>> BEGIN Dataset records
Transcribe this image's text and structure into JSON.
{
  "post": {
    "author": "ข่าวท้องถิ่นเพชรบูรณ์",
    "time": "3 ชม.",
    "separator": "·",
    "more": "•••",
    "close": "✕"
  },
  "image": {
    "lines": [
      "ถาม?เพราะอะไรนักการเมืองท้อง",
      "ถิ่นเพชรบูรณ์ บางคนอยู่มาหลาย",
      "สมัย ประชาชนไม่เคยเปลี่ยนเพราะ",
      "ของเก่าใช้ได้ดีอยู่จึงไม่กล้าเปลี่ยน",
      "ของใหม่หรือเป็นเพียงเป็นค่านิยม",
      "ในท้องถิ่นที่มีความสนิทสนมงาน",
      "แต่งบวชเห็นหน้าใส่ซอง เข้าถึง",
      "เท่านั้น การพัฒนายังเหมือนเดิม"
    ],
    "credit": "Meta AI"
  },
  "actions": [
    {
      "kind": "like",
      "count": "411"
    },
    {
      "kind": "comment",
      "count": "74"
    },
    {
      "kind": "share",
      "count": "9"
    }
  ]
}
>> END Dataset records
What needs to be done »
Repeat the data precisely, line by line.

Expected output »
Transcribe this image's text and structure into JSON.
{
  "post": {
    "author": "ข่าวท้องถิ่นเพชรบูรณ์",
    "time": "3 ชม.",
    "separator": "·",
    "more": "•••",
    "close": "✕"
  },
  "image": {
    "lines": [
      "ถาม?เพราะอะไรนักการเมืองท้อง",
      "ถิ่นเพชรบูรณ์ บางคนอยู่มาหลาย",
      "สมัย ประชาชนไม่เคยเปลี่ยนเพราะ",
      "ของเก่าใช้ได้ดีอยู่จึงไม่กล้าเปลี่ยน",
      "ของใหม่หรือเป็นเพียงเป็นค่านิยม",
      "ในท้องถิ่นที่มีความสนิทสนมงาน",
      "แต่งบวชเห็นหน้าใส่ซอง เข้าถึง",
      "เท่านั้น การพัฒนายังเหมือนเดิม"
    ],
    "credit": "Meta AI"
  },
  "actions": [
    {
      "kind": "like",
      "count": "411"
    },
    {
      "kind": "comment",
      "count": "74"
    },
    {
      "kind": "share",
      "count": "9"
    }
  ]
}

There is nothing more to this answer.